## [Problem]
Sift the material for lines containing "ylabel", and return them.

## [Records]
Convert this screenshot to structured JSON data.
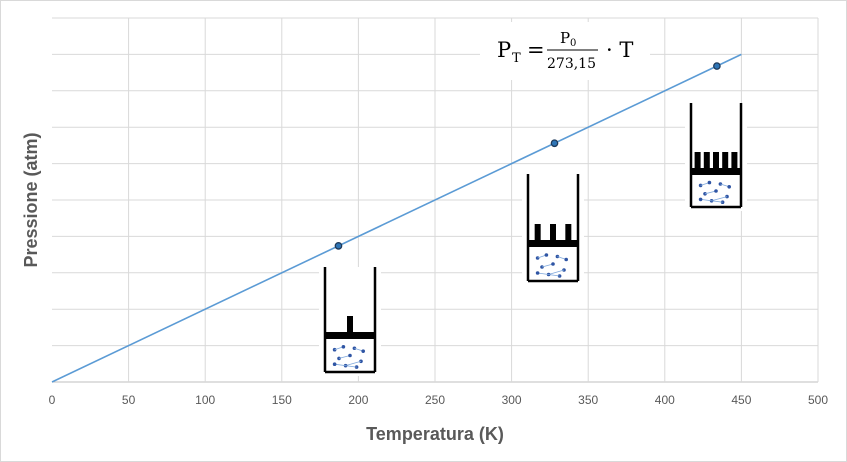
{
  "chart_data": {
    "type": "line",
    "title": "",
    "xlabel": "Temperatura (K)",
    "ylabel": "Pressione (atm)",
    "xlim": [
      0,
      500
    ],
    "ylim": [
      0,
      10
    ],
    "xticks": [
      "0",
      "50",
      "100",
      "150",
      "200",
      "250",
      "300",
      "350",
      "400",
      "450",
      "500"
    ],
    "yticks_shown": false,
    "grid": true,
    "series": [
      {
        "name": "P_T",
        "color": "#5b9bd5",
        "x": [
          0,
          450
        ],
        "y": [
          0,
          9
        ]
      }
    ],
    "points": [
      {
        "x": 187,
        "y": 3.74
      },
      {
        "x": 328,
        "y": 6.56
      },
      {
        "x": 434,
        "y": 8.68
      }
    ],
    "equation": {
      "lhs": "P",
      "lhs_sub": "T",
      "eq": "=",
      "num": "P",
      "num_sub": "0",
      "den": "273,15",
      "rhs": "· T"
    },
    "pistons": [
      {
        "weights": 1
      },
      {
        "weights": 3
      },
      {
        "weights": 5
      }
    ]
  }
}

==

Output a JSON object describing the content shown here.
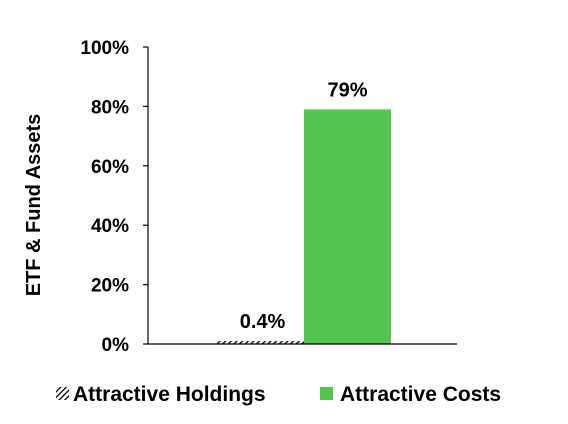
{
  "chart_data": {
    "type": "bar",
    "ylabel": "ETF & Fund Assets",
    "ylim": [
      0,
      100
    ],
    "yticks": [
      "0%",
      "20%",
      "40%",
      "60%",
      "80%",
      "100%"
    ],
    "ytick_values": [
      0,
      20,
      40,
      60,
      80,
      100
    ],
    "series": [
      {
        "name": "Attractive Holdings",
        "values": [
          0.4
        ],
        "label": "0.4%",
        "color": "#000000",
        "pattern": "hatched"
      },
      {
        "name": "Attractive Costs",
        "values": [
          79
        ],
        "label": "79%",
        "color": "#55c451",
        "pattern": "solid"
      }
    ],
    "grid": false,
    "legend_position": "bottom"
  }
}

## [The output]
    "ylabel": "Pressione (atm)",
    "ylabel": "ETF & Fund Assets",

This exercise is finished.